Third Grade: After Hours

Fear and loathing in third grade

September 21, 2020

This one time, in third grade, I raised my hand during a math lesson.

I was legitimately perplexed in all non-literature or philosophy-based classes throughout high school. If I couldn’t make up my own answer and get full credit for defending it well, even if it was utter nonsense, garbage, or madness, then I wanted no parts of it. If it wasn’t a cognitive task based on abstraction, metaphor, or interpretation? Forget it. I was out. My brain recoiled in horror at the prospect of being asked to explain the role of the nitrogen cycle in…literally anything, or to do simple arithmetic in my head.

To this day, I freeze when I’m asked a question with a moderately-to-severely concrete answer. In my head, every possible variable is present, in equal priority. Row after row of potentiality with a perspective point of never. Possible correct answers, potential outcomes, a cornucopia of contextual what-ifs. Numbers are especially troublesome. Organizing an equation into a coherent cognitive framework is difficult for me at best, with calculators and an unlimited supply of pink erasers and scratch paper. Not to mention the sheer force of will it’ll no doubt take to tackle this hydra. On the fly? You’re high if you think I’m getting that done gracefully.

━━━━

**SET PROBLEM A:** In the third-grade essay, why does the writer freeze when asked a question with a moderately-to-severely concrete answer? Answer in one to three sentences.
These rows bear no relation to the essay above.

Box coordinate listings:
━━━━

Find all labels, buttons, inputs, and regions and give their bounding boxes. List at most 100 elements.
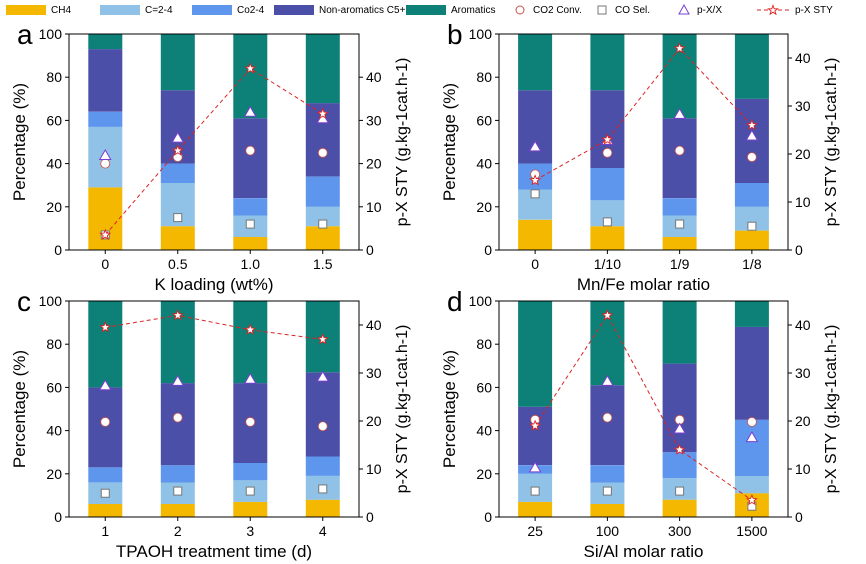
bar-c-2-nonaromatics <box>160 383 195 466</box>
co-sel-point-b-2 <box>602 217 612 227</box>
y-tick-label-d: 20 <box>476 466 492 482</box>
co-sel-point-a-2 <box>173 213 183 223</box>
y2-tick-label-a: 10 <box>366 199 382 215</box>
co-sel-point-b-1 <box>530 189 540 199</box>
y-tick-label-a: 80 <box>46 69 62 85</box>
bar-b-4-aromatics <box>734 34 769 99</box>
bar-d-3-nonaromatics <box>662 363 697 453</box>
x-axis-title-c: TPAOH treatment time (d) <box>116 542 312 561</box>
y-tick-label-d: 60 <box>476 379 492 395</box>
y2-tick-label-c: 0 <box>366 509 374 525</box>
co2-conv-point-b-3 <box>674 145 685 156</box>
y-tick-label-a: 20 <box>46 199 62 215</box>
x-tick-label-d: 300 <box>668 523 692 539</box>
y-axis-title-b: Percentage (%) <box>440 83 459 201</box>
px-sty-point-c-4 <box>316 333 329 345</box>
panel-letter-b: b <box>447 19 463 50</box>
x-tick-label-b: 1/8 <box>742 256 762 272</box>
co2-conv-point-c-1 <box>100 417 111 427</box>
y2-tick-label-c: 30 <box>366 365 382 381</box>
bar-d-3-ch4 <box>662 499 697 517</box>
y2-tick-label-d: 20 <box>795 413 811 429</box>
px-x-point-a-3 <box>243 105 257 117</box>
legend-co-sel-marker <box>594 4 610 16</box>
px-x-point-c-3 <box>243 372 257 384</box>
y2-tick-label-a: 0 <box>366 242 374 258</box>
y-tick-label-c: 100 <box>39 293 63 309</box>
px-x-point-b-3 <box>673 107 686 119</box>
y-tick-label-b: 60 <box>476 112 492 128</box>
bar-d-2-c24-paraffin <box>590 465 625 483</box>
y-tick-label-a: 60 <box>46 112 62 128</box>
bar-d-4-nonaromatics <box>734 326 769 420</box>
co2-conv-point-d-4 <box>746 417 757 427</box>
x-tick-label-d: 100 <box>596 523 620 539</box>
co2-conv-point-b-2 <box>602 147 613 158</box>
legend-nonaromatics-label: Non-aromatics C5+ <box>319 4 406 16</box>
co2-conv-point-d-2 <box>602 412 613 423</box>
y-tick-label-b: 0 <box>484 242 492 258</box>
bar-d-4-c24-olefin <box>734 476 769 494</box>
bar-c-3-c24-paraffin <box>233 463 268 481</box>
panel-letter-c: c <box>17 286 31 317</box>
x-tick-label-a: 0.5 <box>168 256 188 272</box>
y2-tick-label-c: 40 <box>366 317 382 333</box>
px-x-point-b-1 <box>528 140 542 152</box>
x-tick-label-d: 1500 <box>736 523 767 539</box>
bar-d-1-aromatics <box>518 301 553 407</box>
x-tick-label-b: 1/9 <box>670 256 690 272</box>
bar-d-2-nonaromatics <box>590 385 625 466</box>
co2-conv-point-a-1 <box>100 158 111 169</box>
panel-d: 0 20 40 60 80 100 0 10 20 30 40 25 100 300 1500 Si/Al m… <box>440 286 840 561</box>
bar-b-2-ch4 <box>590 226 625 250</box>
bar-c-2-c24-paraffin <box>160 465 195 483</box>
legend-px-sty: p-X STY <box>756 3 833 17</box>
y2-tick-label-a: 40 <box>366 69 382 85</box>
legend-c24-olefin: C=2-4 <box>100 3 173 17</box>
legend-c24-paraffin-label: Co2-4 <box>237 4 265 16</box>
bar-c-1-c24-paraffin <box>88 467 123 483</box>
legend-aromatics-swatch <box>406 5 446 15</box>
co-sel-point-b-4 <box>747 221 757 231</box>
legend-co2-conv-marker <box>512 4 528 16</box>
bar-d-4-aromatics <box>734 301 769 327</box>
y-tick-label-c: 40 <box>46 423 62 439</box>
axes-frame-a <box>68 33 360 251</box>
y-tick-label-b: 40 <box>476 156 492 172</box>
px-x-point-b-4 <box>745 129 759 141</box>
panel-a: 0 20 40 60 80 100 0 10 20 30 40 0 0.5 1.0 1.5 K loading… <box>10 19 411 294</box>
bar-b-1-nonaromatics <box>518 90 553 164</box>
bar-a-2-ch4 <box>160 226 195 250</box>
co-sel-point-c-3 <box>245 486 255 496</box>
px-sty-point-b-1 <box>529 174 542 186</box>
px-sty-point-c-3 <box>244 323 257 335</box>
y-tick-label-b: 80 <box>476 69 492 85</box>
bar-a-1-nonaromatics <box>88 49 123 112</box>
legend-aromatics-label: Aromatics <box>451 4 496 16</box>
x-axis-title-b: Mn/Fe molar ratio <box>577 275 710 294</box>
co-sel-point-b-3 <box>675 219 685 229</box>
legend-px-x-marker <box>676 4 692 16</box>
y2-axis-title-d: p-X STY (g.kg-1cat.h-1) <box>823 325 840 494</box>
px-sty-point-b-3 <box>673 42 686 54</box>
y-tick-label-a: 100 <box>39 26 63 42</box>
y2-tick-label-a: 30 <box>366 112 382 128</box>
co-sel-point-a-3 <box>245 219 255 229</box>
y2-tick-label-c: 10 <box>366 461 382 477</box>
axes-frame-c <box>68 300 360 518</box>
y-tick-label-b: 20 <box>476 199 492 215</box>
y-tick-label-b: 100 <box>469 26 493 42</box>
y-tick-label-c: 80 <box>46 336 62 352</box>
axes-frame-d <box>498 300 789 518</box>
co-sel-point-c-2 <box>173 486 183 496</box>
px-x-point-d-3 <box>673 422 686 434</box>
bar-c-3-aromatics <box>233 301 268 384</box>
px-x-point-a-2 <box>171 131 185 143</box>
bar-b-4-nonaromatics <box>734 98 769 183</box>
co-sel-point-a-4 <box>318 219 328 229</box>
px-sty-line-d <box>534 314 753 501</box>
y2-axis-title-c: p-X STY (g.kg-1cat.h-1) <box>394 325 411 494</box>
bar-c-4-nonaromatics <box>305 372 340 457</box>
px-sty-point-a-4 <box>316 107 329 120</box>
px-sty-point-a-3 <box>244 62 257 74</box>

━━━━

**SET PROBLEM B:** How many lines of the rows contain the string "marker"?

**CORRECT ANSWER A:** The writer freezes because every possible variable is present in their head, all with equal priority. Possible correct answers, potential outcomes and contextual what-ifs crowd in together, and numbers are especially troublesome.

**CORRECT ANSWER B:** 3